Exercise | Each line of the material must be returned exactly.

● ● ●

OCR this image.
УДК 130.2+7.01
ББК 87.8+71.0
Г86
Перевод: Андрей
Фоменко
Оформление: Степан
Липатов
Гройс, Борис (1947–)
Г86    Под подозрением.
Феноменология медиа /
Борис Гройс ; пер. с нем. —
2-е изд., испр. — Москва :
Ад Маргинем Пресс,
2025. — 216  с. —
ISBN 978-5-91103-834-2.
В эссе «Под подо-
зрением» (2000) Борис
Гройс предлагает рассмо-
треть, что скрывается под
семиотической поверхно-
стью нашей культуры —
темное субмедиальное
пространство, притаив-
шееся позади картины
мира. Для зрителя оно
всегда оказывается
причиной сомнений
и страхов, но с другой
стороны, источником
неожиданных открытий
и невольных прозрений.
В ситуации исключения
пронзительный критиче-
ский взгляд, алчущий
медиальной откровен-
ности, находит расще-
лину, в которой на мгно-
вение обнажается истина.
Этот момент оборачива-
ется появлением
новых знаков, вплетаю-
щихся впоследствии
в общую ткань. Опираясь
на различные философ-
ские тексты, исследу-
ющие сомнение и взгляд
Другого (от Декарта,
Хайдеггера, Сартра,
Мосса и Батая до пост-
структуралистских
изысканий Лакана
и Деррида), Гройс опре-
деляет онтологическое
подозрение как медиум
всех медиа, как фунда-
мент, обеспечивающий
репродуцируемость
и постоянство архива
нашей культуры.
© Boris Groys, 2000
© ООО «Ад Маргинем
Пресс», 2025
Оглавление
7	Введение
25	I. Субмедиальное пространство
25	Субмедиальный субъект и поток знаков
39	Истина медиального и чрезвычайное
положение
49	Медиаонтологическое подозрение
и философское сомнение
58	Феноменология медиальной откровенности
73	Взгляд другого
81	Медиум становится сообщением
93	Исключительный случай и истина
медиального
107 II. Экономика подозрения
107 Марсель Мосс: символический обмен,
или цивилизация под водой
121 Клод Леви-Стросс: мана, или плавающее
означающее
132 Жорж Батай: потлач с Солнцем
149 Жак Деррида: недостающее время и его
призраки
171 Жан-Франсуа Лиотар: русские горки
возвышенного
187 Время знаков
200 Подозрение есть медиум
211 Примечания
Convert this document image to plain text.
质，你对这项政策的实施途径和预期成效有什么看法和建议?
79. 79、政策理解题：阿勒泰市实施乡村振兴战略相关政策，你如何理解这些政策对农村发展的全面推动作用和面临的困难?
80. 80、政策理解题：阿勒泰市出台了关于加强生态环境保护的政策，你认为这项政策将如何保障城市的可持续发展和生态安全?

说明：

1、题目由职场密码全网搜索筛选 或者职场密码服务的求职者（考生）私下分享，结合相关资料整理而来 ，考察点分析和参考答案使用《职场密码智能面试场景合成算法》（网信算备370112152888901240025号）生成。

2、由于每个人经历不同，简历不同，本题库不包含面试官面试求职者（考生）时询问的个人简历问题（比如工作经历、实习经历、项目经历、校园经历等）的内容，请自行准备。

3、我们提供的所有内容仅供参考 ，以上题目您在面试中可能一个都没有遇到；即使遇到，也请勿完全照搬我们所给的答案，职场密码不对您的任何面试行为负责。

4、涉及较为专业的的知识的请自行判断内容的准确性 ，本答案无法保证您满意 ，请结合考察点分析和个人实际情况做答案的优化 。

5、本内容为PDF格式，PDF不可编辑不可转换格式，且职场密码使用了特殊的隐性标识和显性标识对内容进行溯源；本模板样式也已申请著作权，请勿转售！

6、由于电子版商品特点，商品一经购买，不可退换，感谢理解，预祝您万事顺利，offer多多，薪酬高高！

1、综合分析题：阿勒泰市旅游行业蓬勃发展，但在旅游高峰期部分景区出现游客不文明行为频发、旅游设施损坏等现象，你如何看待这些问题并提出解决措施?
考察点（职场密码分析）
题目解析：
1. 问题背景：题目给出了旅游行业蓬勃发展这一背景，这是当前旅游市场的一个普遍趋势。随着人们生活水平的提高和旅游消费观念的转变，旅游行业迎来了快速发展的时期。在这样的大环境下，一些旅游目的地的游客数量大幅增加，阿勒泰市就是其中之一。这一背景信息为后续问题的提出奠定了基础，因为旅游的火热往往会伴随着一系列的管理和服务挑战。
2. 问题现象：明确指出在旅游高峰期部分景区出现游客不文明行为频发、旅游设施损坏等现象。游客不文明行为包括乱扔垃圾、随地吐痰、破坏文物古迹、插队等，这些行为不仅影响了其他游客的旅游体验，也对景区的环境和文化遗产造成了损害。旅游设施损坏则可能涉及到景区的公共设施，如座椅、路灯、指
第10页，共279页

● ● ●

Exercise output |
OCR this image.
УДК 130.2+7.01
ББК 87.8+71.0
Г86
Перевод: Андрей
Фоменко
Оформление: Степан
Липатов
Гройс, Борис (1947–)
Г86    Под подозрением.
Феноменология медиа /
Борис Гройс ; пер. с нем. —
2-е изд., испр. — Москва :
Ад Маргинем Пресс,
2025. — 216  с. —
ISBN 978-5-91103-834-2.
В эссе «Под подо-
зрением» (2000) Борис
Гройс предлагает рассмо-
треть, что скрывается под
семиотической поверхно-
стью нашей культуры —
темное субмедиальное
пространство, притаив-
шееся позади картины
мира. Для зрителя оно
всегда оказывается
причиной сомнений
и страхов, но с другой
стороны, источником
неожиданных открытий
и невольных прозрений.
В ситуации исключения
пронзительный критиче-
ский взгляд, алчущий
медиальной откровен-
ности, находит расще-
лину, в которой на мгно-
вение обнажается истина.
Этот момент оборачива-
ется появлением
новых знаков, вплетаю-
щихся впоследствии
в общую ткань. Опираясь
на различные философ-
ские тексты, исследу-
ющие сомнение и взгляд
Другого (от Декарта,
Хайдеггера, Сартра,
Мосса и Батая до пост-
структуралистских
изысканий Лакана
и Деррида), Гройс опре-
деляет онтологическое
подозрение как медиум
всех медиа, как фунда-
мент, обеспечивающий
репродуцируемость
и постоянство архива
нашей культуры.
© Boris Groys, 2000
© ООО «Ад Маргинем
Пресс», 2025
Оглавление
7	Введение
25	I. Субмедиальное пространство
25	Субмедиальный субъект и поток знаков
39	Истина медиального и чрезвычайное
положение
49	Медиаонтологическое подозрение
и философское сомнение
58	Феноменология медиальной откровенности
73	Взгляд другого
81	Медиум становится сообщением
93	Исключительный случай и истина
медиального
107 II. Экономика подозрения
107 Марсель Мосс: символический обмен,
или цивилизация под водой
121 Клод Леви-Стросс: мана, или плавающее
означающее
132 Жорж Батай: потлач с Солнцем
149 Жак Деррида: недостающее время и его
призраки
171 Жан-Франсуа Лиотар: русские горки
возвышенного
187 Время знаков
200 Подозрение есть медиум
211 Примечания
Convert this document image to plain text.
质，你对这项政策的实施途径和预期成效有什么看法和建议?
79. 79、政策理解题：阿勒泰市实施乡村振兴战略相关政策，你如何理解这些政策对农村发展的全面推动作用和面临的困难?
80. 80、政策理解题：阿勒泰市出台了关于加强生态环境保护的政策，你认为这项政策将如何保障城市的可持续发展和生态安全?

说明：

1、题目由职场密码全网搜索筛选 或者职场密码服务的求职者（考生）私下分享，结合相关资料整理而来 ，考察点分析和参考答案使用《职场密码智能面试场景合成算法》（网信算备370112152888901240025号）生成。

2、由于每个人经历不同，简历不同，本题库不包含面试官面试求职者（考生）时询问的个人简历问题（比如工作经历、实习经历、项目经历、校园经历等）的内容，请自行准备。

3、我们提供的所有内容仅供参考 ，以上题目您在面试中可能一个都没有遇到；即使遇到，也请勿完全照搬我们所给的答案，职场密码不对您的任何面试行为负责。

4、涉及较为专业的的知识的请自行判断内容的准确性 ，本答案无法保证您满意 ，请结合考察点分析和个人实际情况做答案的优化 。

5、本内容为PDF格式，PDF不可编辑不可转换格式，且职场密码使用了特殊的隐性标识和显性标识对内容进行溯源；本模板样式也已申请著作权，请勿转售！

6、由于电子版商品特点，商品一经购买，不可退换，感谢理解，预祝您万事顺利，offer多多，薪酬高高！

1、综合分析题：阿勒泰市旅游行业蓬勃发展，但在旅游高峰期部分景区出现游客不文明行为频发、旅游设施损坏等现象，你如何看待这些问题并提出解决措施?
考察点（职场密码分析）
题目解析：
1. 问题背景：题目给出了旅游行业蓬勃发展这一背景，这是当前旅游市场的一个普遍趋势。随着人们生活水平的提高和旅游消费观念的转变，旅游行业迎来了快速发展的时期。在这样的大环境下，一些旅游目的地的游客数量大幅增加，阿勒泰市就是其中之一。这一背景信息为后续问题的提出奠定了基础，因为旅游的火热往往会伴随着一系列的管理和服务挑战。
2. 问题现象：明确指出在旅游高峰期部分景区出现游客不文明行为频发、旅游设施损坏等现象。游客不文明行为包括乱扔垃圾、随地吐痰、破坏文物古迹、插队等，这些行为不仅影响了其他游客的旅游体验，也对景区的环境和文化遗产造成了损害。旅游设施损坏则可能涉及到景区的公共设施，如座椅、路灯、指
第10页，共279页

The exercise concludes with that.